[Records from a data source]
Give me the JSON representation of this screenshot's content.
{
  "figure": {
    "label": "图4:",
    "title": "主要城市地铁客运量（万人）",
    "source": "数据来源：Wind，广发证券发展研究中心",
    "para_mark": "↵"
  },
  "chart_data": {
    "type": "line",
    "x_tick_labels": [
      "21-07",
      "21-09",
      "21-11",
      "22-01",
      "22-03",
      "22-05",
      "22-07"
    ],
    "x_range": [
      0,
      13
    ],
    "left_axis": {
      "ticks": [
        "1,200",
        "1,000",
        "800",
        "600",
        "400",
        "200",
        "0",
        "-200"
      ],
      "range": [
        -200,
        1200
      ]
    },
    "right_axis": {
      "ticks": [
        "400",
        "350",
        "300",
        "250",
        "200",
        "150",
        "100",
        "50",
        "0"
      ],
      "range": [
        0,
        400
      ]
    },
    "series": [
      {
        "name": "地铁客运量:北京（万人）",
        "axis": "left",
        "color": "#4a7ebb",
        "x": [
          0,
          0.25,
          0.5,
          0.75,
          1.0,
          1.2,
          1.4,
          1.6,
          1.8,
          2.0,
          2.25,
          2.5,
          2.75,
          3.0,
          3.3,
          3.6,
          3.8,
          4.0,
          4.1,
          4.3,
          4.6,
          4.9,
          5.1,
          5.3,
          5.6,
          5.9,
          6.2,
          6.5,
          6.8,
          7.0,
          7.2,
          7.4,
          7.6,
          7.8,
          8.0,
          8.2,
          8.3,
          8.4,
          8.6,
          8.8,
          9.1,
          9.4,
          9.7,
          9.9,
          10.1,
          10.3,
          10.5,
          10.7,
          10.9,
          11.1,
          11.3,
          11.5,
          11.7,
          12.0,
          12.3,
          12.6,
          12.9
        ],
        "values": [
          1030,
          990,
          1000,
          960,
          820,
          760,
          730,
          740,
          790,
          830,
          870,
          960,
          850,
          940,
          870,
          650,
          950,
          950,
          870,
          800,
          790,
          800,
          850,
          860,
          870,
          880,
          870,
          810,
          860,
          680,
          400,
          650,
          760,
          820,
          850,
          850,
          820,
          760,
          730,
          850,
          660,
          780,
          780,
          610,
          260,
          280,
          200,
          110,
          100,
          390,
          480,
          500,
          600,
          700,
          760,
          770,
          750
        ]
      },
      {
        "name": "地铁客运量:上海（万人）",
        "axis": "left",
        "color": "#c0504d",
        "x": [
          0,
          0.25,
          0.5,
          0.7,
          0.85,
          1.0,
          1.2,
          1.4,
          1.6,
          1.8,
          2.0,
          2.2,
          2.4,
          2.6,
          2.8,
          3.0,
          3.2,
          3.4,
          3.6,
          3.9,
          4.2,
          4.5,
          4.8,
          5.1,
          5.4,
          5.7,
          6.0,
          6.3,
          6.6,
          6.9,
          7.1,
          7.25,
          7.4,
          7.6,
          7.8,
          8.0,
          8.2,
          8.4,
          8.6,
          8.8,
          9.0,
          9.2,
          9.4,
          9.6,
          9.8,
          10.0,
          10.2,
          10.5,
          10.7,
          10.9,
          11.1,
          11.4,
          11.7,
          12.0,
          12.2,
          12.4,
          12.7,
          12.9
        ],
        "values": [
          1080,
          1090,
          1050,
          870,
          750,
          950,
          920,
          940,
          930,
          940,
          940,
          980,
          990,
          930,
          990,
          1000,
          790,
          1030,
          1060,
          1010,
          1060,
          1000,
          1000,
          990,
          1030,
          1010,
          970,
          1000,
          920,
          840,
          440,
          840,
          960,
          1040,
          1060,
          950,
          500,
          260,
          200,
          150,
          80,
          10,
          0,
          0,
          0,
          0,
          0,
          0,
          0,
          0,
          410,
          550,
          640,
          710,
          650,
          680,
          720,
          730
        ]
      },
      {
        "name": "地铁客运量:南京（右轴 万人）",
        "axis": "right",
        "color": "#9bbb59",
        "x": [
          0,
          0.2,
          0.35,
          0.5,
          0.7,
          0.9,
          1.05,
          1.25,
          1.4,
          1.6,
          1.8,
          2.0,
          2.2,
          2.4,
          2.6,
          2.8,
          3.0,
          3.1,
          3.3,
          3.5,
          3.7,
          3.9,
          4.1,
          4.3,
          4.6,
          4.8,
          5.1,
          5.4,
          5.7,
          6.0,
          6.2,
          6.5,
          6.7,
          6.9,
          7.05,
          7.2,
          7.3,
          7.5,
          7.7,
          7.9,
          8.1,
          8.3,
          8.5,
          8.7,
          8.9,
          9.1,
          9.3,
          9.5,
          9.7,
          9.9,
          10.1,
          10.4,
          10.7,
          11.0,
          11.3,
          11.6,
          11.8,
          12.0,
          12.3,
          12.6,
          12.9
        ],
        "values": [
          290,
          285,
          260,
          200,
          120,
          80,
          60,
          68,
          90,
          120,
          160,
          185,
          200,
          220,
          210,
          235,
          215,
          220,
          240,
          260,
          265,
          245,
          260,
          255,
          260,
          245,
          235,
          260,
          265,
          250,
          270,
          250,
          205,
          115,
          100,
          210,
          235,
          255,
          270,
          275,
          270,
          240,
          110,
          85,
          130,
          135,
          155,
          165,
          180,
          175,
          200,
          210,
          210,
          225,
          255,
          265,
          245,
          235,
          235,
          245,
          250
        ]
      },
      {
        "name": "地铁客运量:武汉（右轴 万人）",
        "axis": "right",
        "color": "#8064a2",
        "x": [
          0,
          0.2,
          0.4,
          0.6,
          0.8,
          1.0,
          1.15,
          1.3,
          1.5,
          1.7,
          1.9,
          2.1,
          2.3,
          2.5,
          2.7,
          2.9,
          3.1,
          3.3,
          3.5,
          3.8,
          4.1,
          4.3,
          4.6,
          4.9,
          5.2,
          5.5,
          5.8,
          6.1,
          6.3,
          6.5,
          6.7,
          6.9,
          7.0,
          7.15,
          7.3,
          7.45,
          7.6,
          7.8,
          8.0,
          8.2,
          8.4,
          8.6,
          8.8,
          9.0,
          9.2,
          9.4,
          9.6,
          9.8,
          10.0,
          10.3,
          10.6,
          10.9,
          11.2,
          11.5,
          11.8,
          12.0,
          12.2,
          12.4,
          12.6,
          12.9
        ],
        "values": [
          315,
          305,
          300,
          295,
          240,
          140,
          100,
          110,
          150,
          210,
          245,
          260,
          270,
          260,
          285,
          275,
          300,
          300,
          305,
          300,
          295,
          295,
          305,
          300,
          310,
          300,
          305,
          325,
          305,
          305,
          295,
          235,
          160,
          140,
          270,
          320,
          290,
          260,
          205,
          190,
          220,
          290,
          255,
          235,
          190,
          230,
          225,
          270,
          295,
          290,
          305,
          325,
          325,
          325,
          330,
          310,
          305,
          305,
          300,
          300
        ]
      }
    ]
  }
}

---

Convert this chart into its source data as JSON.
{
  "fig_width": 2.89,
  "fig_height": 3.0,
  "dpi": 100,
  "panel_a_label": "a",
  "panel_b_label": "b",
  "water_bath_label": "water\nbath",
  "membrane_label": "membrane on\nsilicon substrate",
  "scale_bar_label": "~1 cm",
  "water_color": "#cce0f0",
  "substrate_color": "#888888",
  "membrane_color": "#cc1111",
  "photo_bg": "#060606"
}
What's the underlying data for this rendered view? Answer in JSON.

What is needed: Exactly reproduce the stretch from the line with "Convert this chart" through the line with "What's the underlying", including both ends and nothing else.

The completed task:
Convert this chart into its source data as JSON.
{
  "fig_width": 2.89,
  "fig_height": 3.0,
  "dpi": 100,
  "panel_a_label": "a",
  "panel_b_label": "b",
  "water_bath_label": "water\nbath",
  "membrane_label": "membrane on\nsilicon substrate",
  "scale_bar_label": "~1 cm",
  "water_color": "#cce0f0",
  "substrate_color": "#888888",
  "membrane_color": "#cc1111",
  "photo_bg": "#060606"
}
What's the underlying data for this rendered view? Answer in JSON.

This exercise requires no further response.